### TASK TO CARRY OUT
Return a copy of each line that holds the string "this".

** START DATA PROVIDED **

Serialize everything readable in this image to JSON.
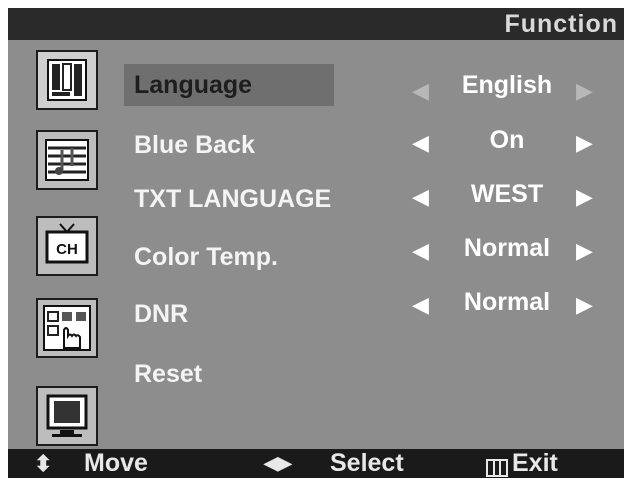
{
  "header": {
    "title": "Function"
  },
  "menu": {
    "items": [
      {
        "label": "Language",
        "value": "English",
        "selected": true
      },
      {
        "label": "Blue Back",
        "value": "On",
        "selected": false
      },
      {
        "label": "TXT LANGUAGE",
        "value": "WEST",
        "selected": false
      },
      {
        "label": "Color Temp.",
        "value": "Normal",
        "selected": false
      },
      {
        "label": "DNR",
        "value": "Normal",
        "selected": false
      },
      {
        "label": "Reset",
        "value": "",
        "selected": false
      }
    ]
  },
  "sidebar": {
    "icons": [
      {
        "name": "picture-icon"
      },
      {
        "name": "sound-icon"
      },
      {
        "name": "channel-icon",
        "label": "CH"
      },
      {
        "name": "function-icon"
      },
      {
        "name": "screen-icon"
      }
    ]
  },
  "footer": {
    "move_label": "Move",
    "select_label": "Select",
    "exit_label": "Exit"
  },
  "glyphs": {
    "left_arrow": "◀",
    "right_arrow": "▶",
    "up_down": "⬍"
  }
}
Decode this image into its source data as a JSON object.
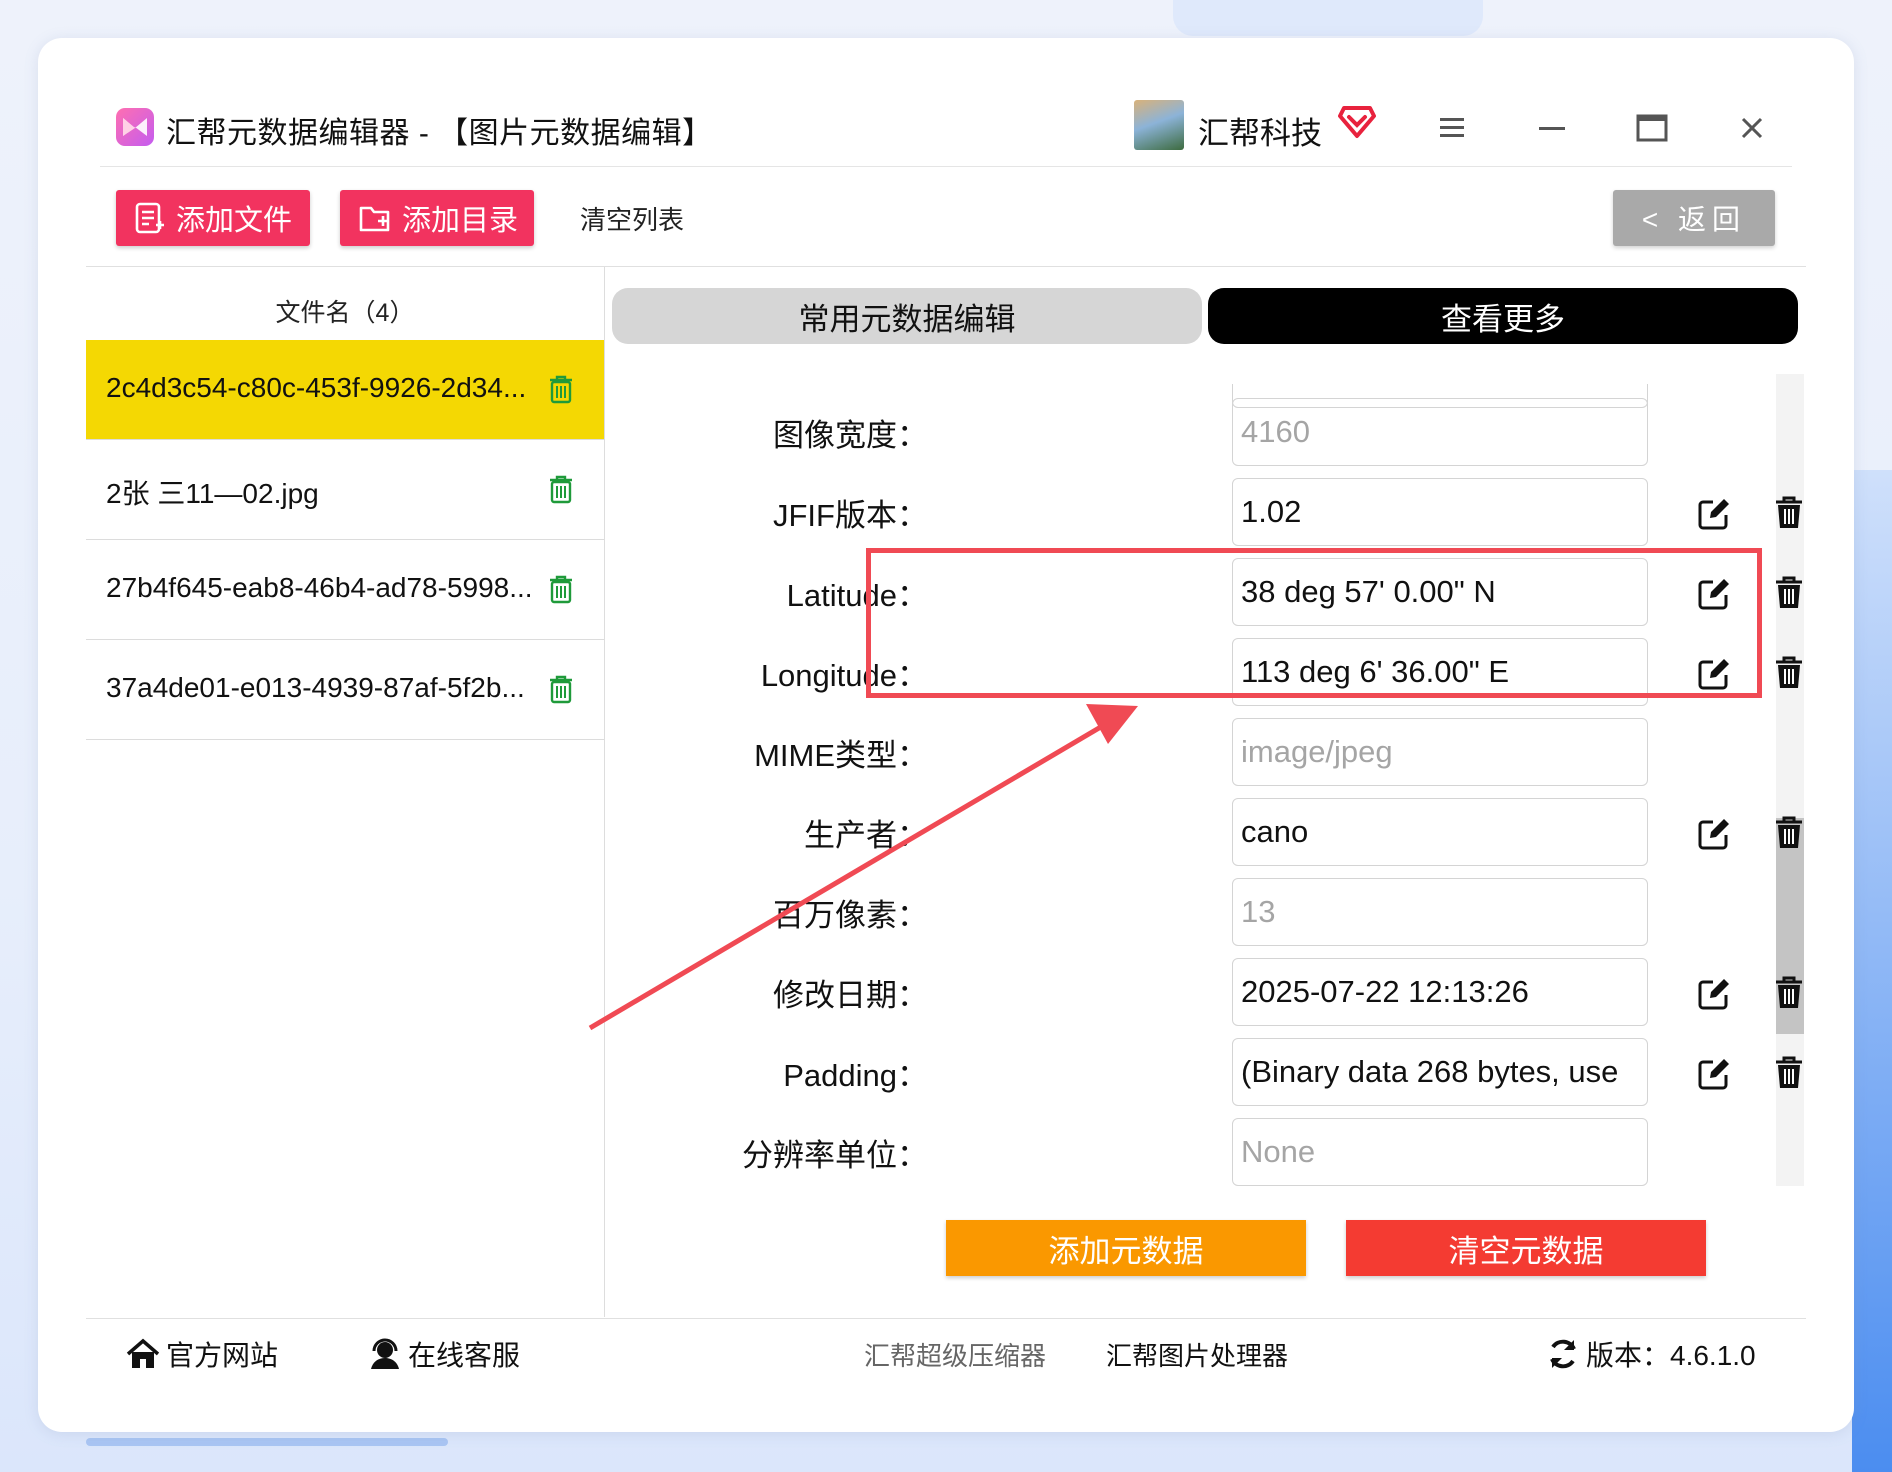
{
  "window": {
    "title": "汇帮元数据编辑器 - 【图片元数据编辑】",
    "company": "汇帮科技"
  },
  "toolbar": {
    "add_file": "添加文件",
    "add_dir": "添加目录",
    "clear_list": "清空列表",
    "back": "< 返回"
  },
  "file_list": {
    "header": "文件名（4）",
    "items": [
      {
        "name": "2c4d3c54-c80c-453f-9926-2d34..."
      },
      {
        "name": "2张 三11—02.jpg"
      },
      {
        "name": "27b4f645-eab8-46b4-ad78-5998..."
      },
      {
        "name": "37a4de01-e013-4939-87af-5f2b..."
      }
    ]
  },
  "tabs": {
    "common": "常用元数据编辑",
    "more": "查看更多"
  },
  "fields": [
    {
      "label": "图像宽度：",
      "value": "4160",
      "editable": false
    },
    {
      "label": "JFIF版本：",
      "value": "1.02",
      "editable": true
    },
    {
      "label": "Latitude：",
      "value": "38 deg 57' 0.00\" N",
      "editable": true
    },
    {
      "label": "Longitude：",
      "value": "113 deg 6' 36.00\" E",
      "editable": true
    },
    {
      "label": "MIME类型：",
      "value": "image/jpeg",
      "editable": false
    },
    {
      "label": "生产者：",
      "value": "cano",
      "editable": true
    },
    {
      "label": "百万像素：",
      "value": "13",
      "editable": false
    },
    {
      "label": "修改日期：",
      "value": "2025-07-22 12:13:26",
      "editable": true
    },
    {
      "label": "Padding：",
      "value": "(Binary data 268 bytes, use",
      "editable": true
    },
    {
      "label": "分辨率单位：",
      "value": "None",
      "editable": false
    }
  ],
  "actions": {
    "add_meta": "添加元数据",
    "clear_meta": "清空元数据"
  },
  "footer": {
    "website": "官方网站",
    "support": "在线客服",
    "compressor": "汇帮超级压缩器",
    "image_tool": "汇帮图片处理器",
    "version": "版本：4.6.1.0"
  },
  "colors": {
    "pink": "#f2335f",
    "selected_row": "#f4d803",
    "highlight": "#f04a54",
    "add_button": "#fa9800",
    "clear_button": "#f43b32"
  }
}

** END DATA PROVIDED **
** START DATA PROVIDED **

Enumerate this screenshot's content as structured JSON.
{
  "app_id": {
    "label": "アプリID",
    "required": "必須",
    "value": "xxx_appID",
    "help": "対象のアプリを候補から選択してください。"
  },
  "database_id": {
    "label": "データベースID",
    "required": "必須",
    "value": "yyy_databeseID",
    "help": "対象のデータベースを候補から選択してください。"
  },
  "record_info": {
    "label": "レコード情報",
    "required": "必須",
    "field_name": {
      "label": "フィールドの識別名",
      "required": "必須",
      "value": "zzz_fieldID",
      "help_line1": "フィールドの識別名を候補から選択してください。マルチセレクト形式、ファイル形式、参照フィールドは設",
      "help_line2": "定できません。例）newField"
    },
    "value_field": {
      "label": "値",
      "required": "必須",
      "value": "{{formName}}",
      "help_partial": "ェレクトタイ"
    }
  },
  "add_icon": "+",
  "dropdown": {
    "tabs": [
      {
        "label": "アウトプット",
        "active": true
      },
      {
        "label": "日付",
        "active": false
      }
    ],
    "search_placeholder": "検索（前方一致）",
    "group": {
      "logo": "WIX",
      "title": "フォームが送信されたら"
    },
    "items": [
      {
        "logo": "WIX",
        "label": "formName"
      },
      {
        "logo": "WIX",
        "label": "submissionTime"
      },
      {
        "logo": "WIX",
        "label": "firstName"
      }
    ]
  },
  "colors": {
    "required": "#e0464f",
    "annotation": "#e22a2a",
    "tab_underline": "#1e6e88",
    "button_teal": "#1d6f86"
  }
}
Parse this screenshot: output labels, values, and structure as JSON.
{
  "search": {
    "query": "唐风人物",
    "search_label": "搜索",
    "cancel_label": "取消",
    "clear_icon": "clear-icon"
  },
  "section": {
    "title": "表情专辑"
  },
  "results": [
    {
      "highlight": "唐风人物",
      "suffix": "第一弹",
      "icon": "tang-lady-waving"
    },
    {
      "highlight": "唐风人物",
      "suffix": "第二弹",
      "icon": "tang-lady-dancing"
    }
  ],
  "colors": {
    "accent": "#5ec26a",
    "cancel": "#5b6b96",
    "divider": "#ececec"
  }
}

** END DATA PROVIDED **

### RESPONSE
Serialize everything readable in this image to JSON.
Decode this image into its source data as a JSON object.
Enumerate this screenshot's content as structured JSON.
Parse this screenshot: output labels, values, and structure as JSON.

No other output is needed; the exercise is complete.